List each line holding the string "color".

++++++++

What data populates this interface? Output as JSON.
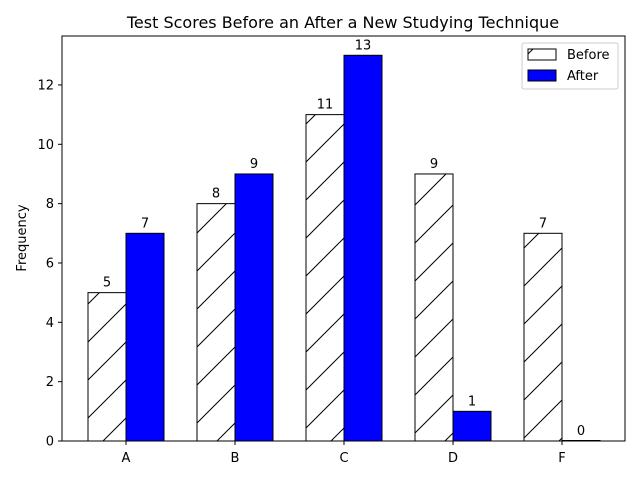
{
  "chart_data": {
    "type": "bar",
    "title": "Test Scores Before an After a New Studying Technique",
    "xlabel": "",
    "ylabel": "Frequency",
    "categories": [
      "A",
      "B",
      "C",
      "D",
      "F"
    ],
    "series": [
      {
        "name": "Before",
        "values": [
          5,
          8,
          11,
          9,
          7
        ],
        "color": "#ffffff",
        "hatch": "diagonal"
      },
      {
        "name": "After",
        "values": [
          7,
          9,
          13,
          1,
          0
        ],
        "color": "#0000ff"
      }
    ],
    "ylim": [
      0,
      13.65
    ],
    "yticks": [
      0,
      2,
      4,
      6,
      8,
      10,
      12
    ],
    "grid": false,
    "legend_position": "top-right"
  }
}
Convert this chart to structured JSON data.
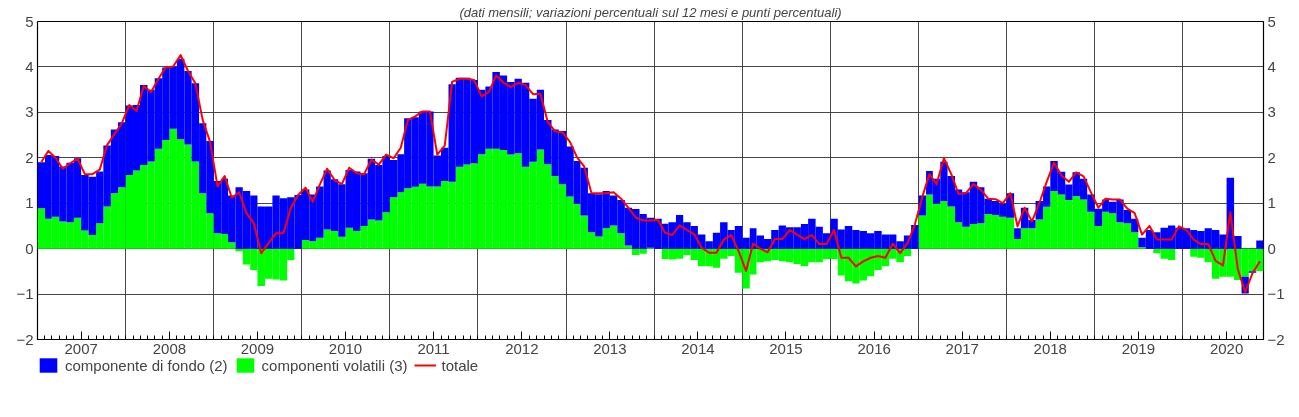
{
  "chart_data": {
    "type": "bar",
    "stacked": true,
    "subtitle": "(dati mensili; variazioni percentuali sul 12 mesi e punti percentuali)",
    "x": [
      "2007-01",
      "2007-02",
      "2007-03",
      "2007-04",
      "2007-05",
      "2007-06",
      "2007-07",
      "2007-08",
      "2007-09",
      "2007-10",
      "2007-11",
      "2007-12",
      "2008-01",
      "2008-02",
      "2008-03",
      "2008-04",
      "2008-05",
      "2008-06",
      "2008-07",
      "2008-08",
      "2008-09",
      "2008-10",
      "2008-11",
      "2008-12",
      "2009-01",
      "2009-02",
      "2009-03",
      "2009-04",
      "2009-05",
      "2009-06",
      "2009-07",
      "2009-08",
      "2009-09",
      "2009-10",
      "2009-11",
      "2009-12",
      "2010-01",
      "2010-02",
      "2010-03",
      "2010-04",
      "2010-05",
      "2010-06",
      "2010-07",
      "2010-08",
      "2010-09",
      "2010-10",
      "2010-11",
      "2010-12",
      "2011-01",
      "2011-02",
      "2011-03",
      "2011-04",
      "2011-05",
      "2011-06",
      "2011-07",
      "2011-08",
      "2011-09",
      "2011-10",
      "2011-11",
      "2011-12",
      "2012-01",
      "2012-02",
      "2012-03",
      "2012-04",
      "2012-05",
      "2012-06",
      "2012-07",
      "2012-08",
      "2012-09",
      "2012-10",
      "2012-11",
      "2012-12",
      "2013-01",
      "2013-02",
      "2013-03",
      "2013-04",
      "2013-05",
      "2013-06",
      "2013-07",
      "2013-08",
      "2013-09",
      "2013-10",
      "2013-11",
      "2013-12",
      "2014-01",
      "2014-02",
      "2014-03",
      "2014-04",
      "2014-05",
      "2014-06",
      "2014-07",
      "2014-08",
      "2014-09",
      "2014-10",
      "2014-11",
      "2014-12",
      "2015-01",
      "2015-02",
      "2015-03",
      "2015-04",
      "2015-05",
      "2015-06",
      "2015-07",
      "2015-08",
      "2015-09",
      "2015-10",
      "2015-11",
      "2015-12",
      "2016-01",
      "2016-02",
      "2016-03",
      "2016-04",
      "2016-05",
      "2016-06",
      "2016-07",
      "2016-08",
      "2016-09",
      "2016-10",
      "2016-11",
      "2016-12",
      "2017-01",
      "2017-02",
      "2017-03",
      "2017-04",
      "2017-05",
      "2017-06",
      "2017-07",
      "2017-08",
      "2017-09",
      "2017-10",
      "2017-11",
      "2017-12",
      "2018-01",
      "2018-02",
      "2018-03",
      "2018-04",
      "2018-05",
      "2018-06",
      "2018-07",
      "2018-08",
      "2018-09",
      "2018-10",
      "2018-11",
      "2018-12",
      "2019-01",
      "2019-02",
      "2019-03",
      "2019-04",
      "2019-05",
      "2019-06",
      "2019-07",
      "2019-08",
      "2019-09",
      "2019-10",
      "2019-11",
      "2019-12",
      "2020-01",
      "2020-02",
      "2020-03",
      "2020-04",
      "2020-05",
      "2020-06",
      "2020-07",
      "2020-08",
      "2020-09",
      "2020-10",
      "2020-11"
    ],
    "series": [
      {
        "name": "componenti volatili (3)",
        "color": "#00ff00",
        "values": [
          0.89,
          0.66,
          0.7,
          0.6,
          0.58,
          0.68,
          0.4,
          0.3,
          0.56,
          0.93,
          1.22,
          1.35,
          1.62,
          1.72,
          1.84,
          1.92,
          2.2,
          2.39,
          2.64,
          2.41,
          2.29,
          1.92,
          1.22,
          0.78,
          0.34,
          0.32,
          0.14,
          -0.06,
          -0.35,
          -0.47,
          -0.82,
          -0.66,
          -0.68,
          -0.7,
          -0.25,
          0.0,
          0.19,
          0.16,
          0.24,
          0.42,
          0.39,
          0.26,
          0.46,
          0.39,
          0.5,
          0.64,
          0.62,
          0.8,
          1.13,
          1.24,
          1.33,
          1.36,
          1.43,
          1.37,
          1.37,
          1.49,
          1.47,
          1.8,
          1.85,
          1.88,
          2.08,
          2.2,
          2.2,
          2.17,
          2.07,
          2.1,
          1.8,
          1.91,
          2.18,
          1.86,
          1.6,
          1.42,
          1.15,
          0.99,
          0.73,
          0.36,
          0.27,
          0.45,
          0.51,
          0.34,
          0.07,
          -0.14,
          -0.11,
          0.02,
          null,
          -0.23,
          -0.24,
          -0.22,
          -0.14,
          -0.25,
          -0.39,
          -0.39,
          -0.42,
          -0.22,
          -0.16,
          -0.53,
          -0.88,
          -0.57,
          -0.3,
          -0.28,
          -0.25,
          -0.28,
          -0.3,
          -0.34,
          -0.39,
          -0.3,
          -0.3,
          -0.23,
          -0.23,
          -0.59,
          -0.72,
          -0.77,
          -0.7,
          -0.61,
          -0.47,
          -0.39,
          -0.22,
          -0.3,
          -0.16,
          0.0,
          0.73,
          1.19,
          0.99,
          1.05,
          0.93,
          0.58,
          0.48,
          0.54,
          0.56,
          0.76,
          0.74,
          0.7,
          0.68,
          0.21,
          0.45,
          0.45,
          0.64,
          0.92,
          1.27,
          1.19,
          1.07,
          1.16,
          1.08,
          0.81,
          0.5,
          0.81,
          0.78,
          0.58,
          0.56,
          0.36,
          0.03,
          null,
          -0.1,
          -0.22,
          -0.25,
          0.0,
          0.0,
          -0.18,
          -0.2,
          -0.3,
          -0.66,
          -0.62,
          -0.62,
          -0.69,
          -0.62,
          -0.5,
          -0.49
        ]
      },
      {
        "name": "componente di fondo (2)",
        "color": "#0000ff",
        "values": [
          1.01,
          1.4,
          1.34,
          1.21,
          1.31,
          1.31,
          1.22,
          1.28,
          1.14,
          1.34,
          1.4,
          1.43,
          1.53,
          1.44,
          1.76,
          1.58,
          1.55,
          1.6,
          1.37,
          1.77,
          1.62,
          1.72,
          1.54,
          1.59,
          1.15,
          1.22,
          1.03,
          1.35,
          1.27,
          1.17,
          0.93,
          0.93,
          1.17,
          1.11,
          1.13,
          1.18,
          1.11,
          1.03,
          1.13,
          1.3,
          1.14,
          1.16,
          1.27,
          1.31,
          1.16,
          1.34,
          1.22,
          1.24,
          0.82,
          0.84,
          1.54,
          1.53,
          1.59,
          1.65,
          0.68,
          0.73,
          2.15,
          1.96,
          1.91,
          1.83,
          1.42,
          1.37,
          1.69,
          1.64,
          1.6,
          1.64,
          1.85,
          1.39,
          1.32,
          0.97,
          1.02,
          1.17,
          1.1,
          0.94,
          1.05,
          0.86,
          0.93,
          0.82,
          0.66,
          0.73,
          0.83,
          0.87,
          0.76,
          0.66,
          0.66,
          0.55,
          0.58,
          0.74,
          0.58,
          0.5,
          0.31,
          0.16,
          0.35,
          0.58,
          0.41,
          0.5,
          0.24,
          0.45,
          0.29,
          0.21,
          0.41,
          0.51,
          0.47,
          0.47,
          0.54,
          0.66,
          0.48,
          0.34,
          0.66,
          0.42,
          0.5,
          0.41,
          0.39,
          0.34,
          0.39,
          0.31,
          0.31,
          0.16,
          0.29,
          0.52,
          0.44,
          0.52,
          0.55,
          0.86,
          0.67,
          0.72,
          0.76,
          0.93,
          0.79,
          0.34,
          0.31,
          0.3,
          0.54,
          0.24,
          0.45,
          0.18,
          0.41,
          0.45,
          0.66,
          0.5,
          0.34,
          0.52,
          0.46,
          0.38,
          0.38,
          0.27,
          0.25,
          0.5,
          0.29,
          0.3,
          0.21,
          0.41,
          0.36,
          0.46,
          0.51,
          0.46,
          0.45,
          0.41,
          0.39,
          0.45,
          0.41,
          0.31,
          1.56,
          0.28,
          -0.37,
          -0.03,
          0.18
        ]
      },
      {
        "name": "totale",
        "type": "line",
        "color": "#ff0000",
        "values": [
          1.9,
          2.15,
          2.0,
          1.76,
          1.88,
          1.98,
          1.64,
          1.64,
          1.74,
          2.28,
          2.52,
          2.76,
          3.16,
          3.03,
          3.58,
          3.45,
          3.74,
          3.99,
          4.01,
          4.26,
          3.91,
          3.64,
          2.83,
          2.35,
          1.37,
          1.6,
          1.12,
          1.24,
          0.78,
          0.56,
          -0.1,
          0.12,
          0.34,
          0.34,
          0.89,
          1.18,
          1.34,
          1.03,
          1.41,
          1.76,
          1.51,
          1.42,
          1.78,
          1.66,
          1.64,
          1.96,
          1.85,
          2.07,
          1.99,
          2.22,
          2.83,
          2.91,
          3.02,
          3.02,
          2.07,
          2.27,
          3.67,
          3.74,
          3.74,
          3.71,
          3.35,
          3.45,
          3.81,
          3.65,
          3.56,
          3.65,
          3.6,
          3.4,
          3.41,
          2.79,
          2.58,
          2.56,
          2.35,
          2.01,
          1.81,
          1.22,
          1.22,
          1.22,
          1.24,
          1.1,
          0.9,
          0.68,
          0.62,
          0.62,
          0.63,
          0.35,
          0.3,
          0.51,
          0.41,
          0.32,
          0.02,
          -0.09,
          -0.09,
          0.2,
          0.3,
          -0.05,
          -0.49,
          0.11,
          0.0,
          -0.08,
          0.21,
          0.21,
          0.41,
          0.31,
          0.21,
          0.3,
          0.1,
          0.1,
          0.41,
          -0.2,
          -0.2,
          -0.39,
          -0.28,
          -0.2,
          -0.16,
          -0.2,
          0.11,
          -0.1,
          0.12,
          0.53,
          1.14,
          1.64,
          1.42,
          1.99,
          1.64,
          1.2,
          1.22,
          1.42,
          1.3,
          1.1,
          1.09,
          1.0,
          1.22,
          0.49,
          0.9,
          0.6,
          1.0,
          1.47,
          1.89,
          1.61,
          1.47,
          1.68,
          1.59,
          1.24,
          0.9,
          1.1,
          1.08,
          1.08,
          0.88,
          0.78,
          0.31,
          0.5,
          0.2,
          0.2,
          0.2,
          0.49,
          0.41,
          0.2,
          0.1,
          0.1,
          -0.27,
          -0.37,
          0.8,
          -0.45,
          -0.96,
          -0.54,
          -0.28
        ]
      }
    ],
    "xlim": [
      "2007-01-01",
      "2020-12-01"
    ],
    "xticks": [
      {
        "value": "2007-07-01",
        "label": "2007"
      },
      {
        "value": "2008-01-01",
        "label": null
      },
      {
        "value": "2008-07-01",
        "label": "2008"
      },
      {
        "value": "2009-01-01",
        "label": null
      },
      {
        "value": "2009-07-01",
        "label": "2009"
      },
      {
        "value": "2010-01-01",
        "label": null
      },
      {
        "value": "2010-07-01",
        "label": "2010"
      },
      {
        "value": "2011-01-01",
        "label": null
      },
      {
        "value": "2011-07-01",
        "label": "2011"
      },
      {
        "value": "2012-01-01",
        "label": null
      },
      {
        "value": "2012-07-01",
        "label": "2012"
      },
      {
        "value": "2013-01-01",
        "label": null
      },
      {
        "value": "2013-07-01",
        "label": "2013"
      },
      {
        "value": "2014-01-01",
        "label": null
      },
      {
        "value": "2014-07-01",
        "label": "2014"
      },
      {
        "value": "2015-01-01",
        "label": null
      },
      {
        "value": "2015-07-01",
        "label": "2015"
      },
      {
        "value": "2016-01-01",
        "label": null
      },
      {
        "value": "2016-07-01",
        "label": "2016"
      },
      {
        "value": "2017-01-01",
        "label": null
      },
      {
        "value": "2017-07-01",
        "label": "2017"
      },
      {
        "value": "2018-01-01",
        "label": null
      },
      {
        "value": "2018-07-01",
        "label": "2018"
      },
      {
        "value": "2019-01-01",
        "label": null
      },
      {
        "value": "2019-07-01",
        "label": "2019"
      },
      {
        "value": "2020-01-01",
        "label": null
      },
      {
        "value": "2020-07-01",
        "label": "2020"
      }
    ],
    "ylim": [
      -2,
      5
    ],
    "yticks": [
      {
        "value": -2,
        "label": "−2"
      },
      {
        "value": -1,
        "label": "−1"
      },
      0,
      1,
      2,
      3,
      4,
      5
    ],
    "y2lim": [
      -2,
      5
    ],
    "y2ticks": [
      {
        "value": -2,
        "label": "−2"
      },
      {
        "value": -1,
        "label": "−1"
      },
      0,
      1,
      2,
      3,
      4,
      5
    ],
    "grid": true,
    "legend": "bottom"
  }
}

++++++++

EXERCISE SOLUTION:
        "color": "#ffffff",
        "color": "#0000ff"
        "color": "#00ff00",
        "color": "#0000ff",
        "color": "#ff0000",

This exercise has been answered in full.